What the exercise asks
The entries that follow should be written out exactly.

Dataset records:
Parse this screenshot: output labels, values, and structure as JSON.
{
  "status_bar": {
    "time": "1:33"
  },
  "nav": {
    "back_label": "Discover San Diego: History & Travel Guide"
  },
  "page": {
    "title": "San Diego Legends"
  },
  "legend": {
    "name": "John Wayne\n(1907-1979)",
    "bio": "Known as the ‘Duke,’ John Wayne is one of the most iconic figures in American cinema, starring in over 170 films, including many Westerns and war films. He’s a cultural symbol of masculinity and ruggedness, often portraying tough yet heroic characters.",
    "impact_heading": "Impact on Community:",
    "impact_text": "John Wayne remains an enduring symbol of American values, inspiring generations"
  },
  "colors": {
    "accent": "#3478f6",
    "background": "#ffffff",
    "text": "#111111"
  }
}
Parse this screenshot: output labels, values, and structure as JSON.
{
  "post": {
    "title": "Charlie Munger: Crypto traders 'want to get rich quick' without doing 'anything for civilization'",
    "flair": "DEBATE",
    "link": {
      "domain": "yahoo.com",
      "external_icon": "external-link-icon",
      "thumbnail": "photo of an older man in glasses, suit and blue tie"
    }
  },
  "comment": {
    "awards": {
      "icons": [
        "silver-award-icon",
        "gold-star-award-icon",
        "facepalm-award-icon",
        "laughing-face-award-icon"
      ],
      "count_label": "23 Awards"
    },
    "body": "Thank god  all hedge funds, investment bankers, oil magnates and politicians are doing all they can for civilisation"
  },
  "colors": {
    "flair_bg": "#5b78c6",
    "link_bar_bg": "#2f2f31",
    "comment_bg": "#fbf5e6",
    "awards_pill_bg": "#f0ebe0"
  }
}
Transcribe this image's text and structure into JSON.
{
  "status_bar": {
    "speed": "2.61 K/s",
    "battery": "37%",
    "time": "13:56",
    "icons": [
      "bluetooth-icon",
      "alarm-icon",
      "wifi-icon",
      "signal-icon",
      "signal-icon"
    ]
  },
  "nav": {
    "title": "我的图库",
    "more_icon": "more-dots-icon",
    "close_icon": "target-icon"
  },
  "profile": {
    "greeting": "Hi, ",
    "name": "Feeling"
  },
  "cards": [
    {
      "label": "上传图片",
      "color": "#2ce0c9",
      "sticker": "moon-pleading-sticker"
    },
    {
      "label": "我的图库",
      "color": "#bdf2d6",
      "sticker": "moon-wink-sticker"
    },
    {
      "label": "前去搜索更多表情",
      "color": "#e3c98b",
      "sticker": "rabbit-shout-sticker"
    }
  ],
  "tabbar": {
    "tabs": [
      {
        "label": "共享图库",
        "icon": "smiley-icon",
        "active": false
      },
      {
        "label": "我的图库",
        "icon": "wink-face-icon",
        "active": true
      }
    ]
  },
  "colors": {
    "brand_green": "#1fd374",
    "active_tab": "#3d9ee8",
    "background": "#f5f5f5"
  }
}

Reply to the task
Parse this screenshot: output labels, values, and structure as JSON.
{
  "status_bar": {
    "time": "1:33"
  },
  "nav": {
    "back_label": "Discover San Diego: History & Travel Guide"
  },
  "page": {
    "title": "San Diego Legends"
  },
  "legend": {
    "name": "John Wayne\n(1907-1979)",
    "bio": "Known as the ‘Duke,’ John Wayne is one of the most iconic figures in American cinema, starring in over 170 films, including many Westerns and war films. He’s a cultural symbol of masculinity and ruggedness, often portraying tough yet heroic characters.",
    "impact_heading": "Impact on Community:",
    "impact_text": "John Wayne remains an enduring symbol of American values, inspiring generations"
  },
  "colors": {
    "accent": "#3478f6",
    "background": "#ffffff",
    "text": "#111111"
  }
}
Parse this screenshot: output labels, values, and structure as JSON.
{
  "post": {
    "title": "Charlie Munger: Crypto traders 'want to get rich quick' without doing 'anything for civilization'",
    "flair": "DEBATE",
    "link": {
      "domain": "yahoo.com",
      "external_icon": "external-link-icon",
      "thumbnail": "photo of an older man in glasses, suit and blue tie"
    }
  },
  "comment": {
    "awards": {
      "icons": [
        "silver-award-icon",
        "gold-star-award-icon",
        "facepalm-award-icon",
        "laughing-face-award-icon"
      ],
      "count_label": "23 Awards"
    },
    "body": "Thank god  all hedge funds, investment bankers, oil magnates and politicians are doing all they can for civilisation"
  },
  "colors": {
    "flair_bg": "#5b78c6",
    "link_bar_bg": "#2f2f31",
    "comment_bg": "#fbf5e6",
    "awards_pill_bg": "#f0ebe0"
  }
}
Transcribe this image's text and structure into JSON.
{
  "status_bar": {
    "speed": "2.61 K/s",
    "battery": "37%",
    "time": "13:56",
    "icons": [
      "bluetooth-icon",
      "alarm-icon",
      "wifi-icon",
      "signal-icon",
      "signal-icon"
    ]
  },
  "nav": {
    "title": "我的图库",
    "more_icon": "more-dots-icon",
    "close_icon": "target-icon"
  },
  "profile": {
    "greeting": "Hi, ",
    "name": "Feeling"
  },
  "cards": [
    {
      "label": "上传图片",
      "color": "#2ce0c9",
      "sticker": "moon-pleading-sticker"
    },
    {
      "label": "我的图库",
      "color": "#bdf2d6",
      "sticker": "moon-wink-sticker"
    },
    {
      "label": "前去搜索更多表情",
      "color": "#e3c98b",
      "sticker": "rabbit-shout-sticker"
    }
  ],
  "tabbar": {
    "tabs": [
      {
        "label": "共享图库",
        "icon": "smiley-icon",
        "active": false
      },
      {
        "label": "我的图库",
        "icon": "wink-face-icon",
        "active": true
      }
    ]
  },
  "colors": {
    "brand_green": "#1fd374",
    "active_tab": "#3d9ee8",
    "background": "#f5f5f5"
  }
}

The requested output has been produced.